WORK REQUIRED - Without the pictures, give the entries below again exactly as written.

RECORDED DATA -
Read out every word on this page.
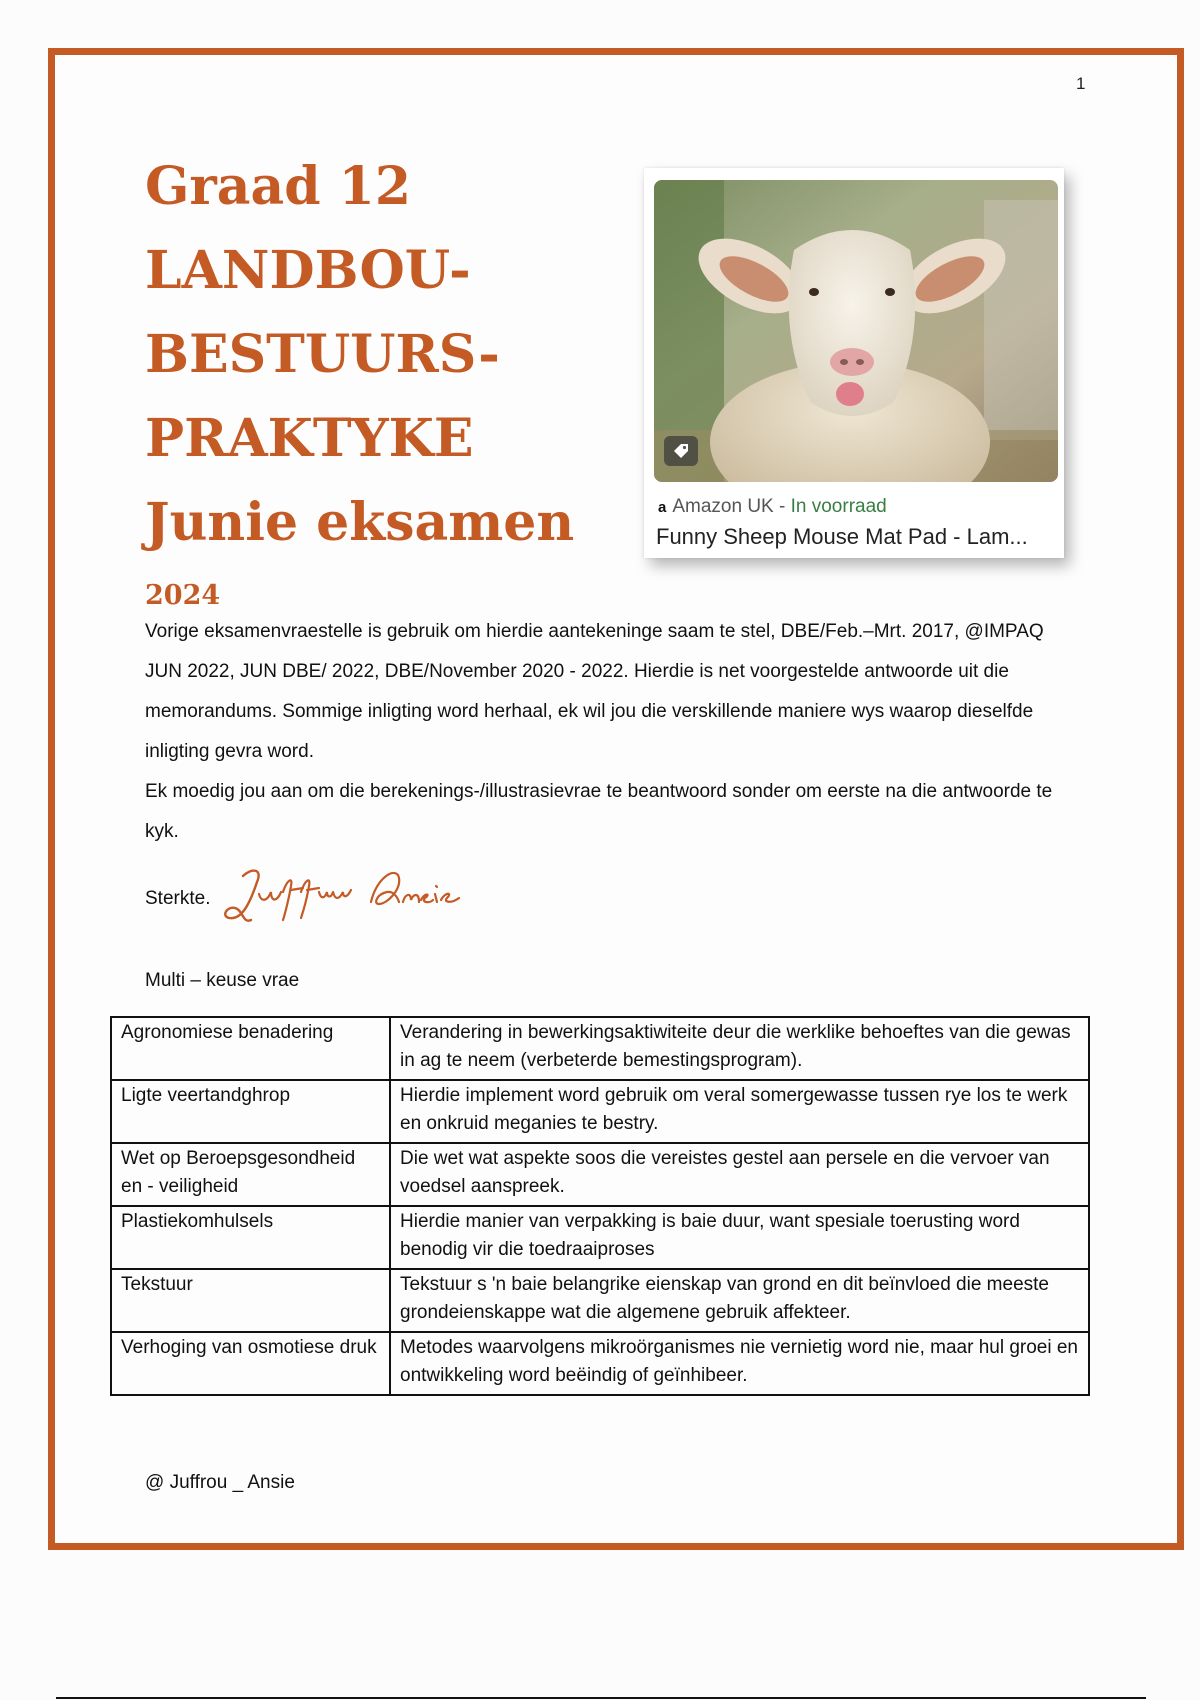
1
Graad 12
LANDBOU-
BESTUURS-
PRAKTYKE
Junie eksamen
2024
a Amazon UK - In voorraad
Funny Sheep Mouse Mat Pad - Lam...

Vorige eksamenvraestelle is gebruik om hierdie aantekeninge saam te stel, DBE/Feb.–Mrt. 2017, @IMPAQ JUN 2022, JUN DBE/ 2022, DBE/November 2020 - 2022. Hierdie is net voorgestelde antwoorde uit die memorandums. Sommige inligting word herhaal, ek wil jou die verskillende maniere wys waarop dieselfde inligting gevra word.

Ek moedig jou aan om die berekenings-/illustrasievrae te beantwoord sonder om eerste na die antwoorde te kyk.

Sterkte.
Multi – keuse vrae
Agronomiese benadering	Verandering in bewerkingsaktiwiteite deur die werklike behoeftes van die gewas in ag te neem (verbeterde bemestingsprogram).
Ligte veertandghrop	Hierdie implement word gebruik om veral somergewasse tussen rye los te werk en onkruid meganies te bestry.
Wet op Beroepsgesondheid en - veiligheid	Die wet wat aspekte soos die vereistes gestel aan persele en die vervoer van voedsel aanspreek.
Plastiekomhulsels	Hierdie manier van verpakking is baie duur, want spesiale toerusting word benodig vir die toedraaiproses
Tekstuur	Tekstuur s 'n baie belangrike eienskap van grond en dit beïnvloed die meeste grondeienskappe wat die algemene gebruik affekteer.
Verhoging van osmotiese druk	Metodes waarvolgens mikroörganismes nie vernietig word nie, maar hul groei en ontwikkeling word beëindig of geïnhibeer.
@ Juffrou _ Ansie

COMPLETE OUTPUT -
Read out every word on this page.
1
Graad 12
LANDBOU-
BESTUURS-
PRAKTYKE
Junie eksamen
2024
a Amazon UK - In voorraad
Funny Sheep Mouse Mat Pad - Lam...

Vorige eksamenvraestelle is gebruik om hierdie aantekeninge saam te stel, DBE/Feb.–Mrt. 2017, @IMPAQ JUN 2022, JUN DBE/ 2022, DBE/November 2020 - 2022. Hierdie is net voorgestelde antwoorde uit die memorandums. Sommige inligting word herhaal, ek wil jou die verskillende maniere wys waarop dieselfde inligting gevra word.

Ek moedig jou aan om die berekenings-/illustrasievrae te beantwoord sonder om eerste na die antwoorde te kyk.

Sterkte.
Multi – keuse vrae
Agronomiese benadering	Verandering in bewerkingsaktiwiteite deur die werklike behoeftes van die gewas in ag te neem (verbeterde bemestingsprogram).
Ligte veertandghrop	Hierdie implement word gebruik om veral somergewasse tussen rye los te werk en onkruid meganies te bestry.
Wet op Beroepsgesondheid en - veiligheid	Die wet wat aspekte soos die vereistes gestel aan persele en die vervoer van voedsel aanspreek.
Plastiekomhulsels	Hierdie manier van verpakking is baie duur, want spesiale toerusting word benodig vir die toedraaiproses
Tekstuur	Tekstuur s 'n baie belangrike eienskap van grond en dit beïnvloed die meeste grondeienskappe wat die algemene gebruik affekteer.
Verhoging van osmotiese druk	Metodes waarvolgens mikroörganismes nie vernietig word nie, maar hul groei en ontwikkeling word beëindig of geïnhibeer.
@ Juffrou _ Ansie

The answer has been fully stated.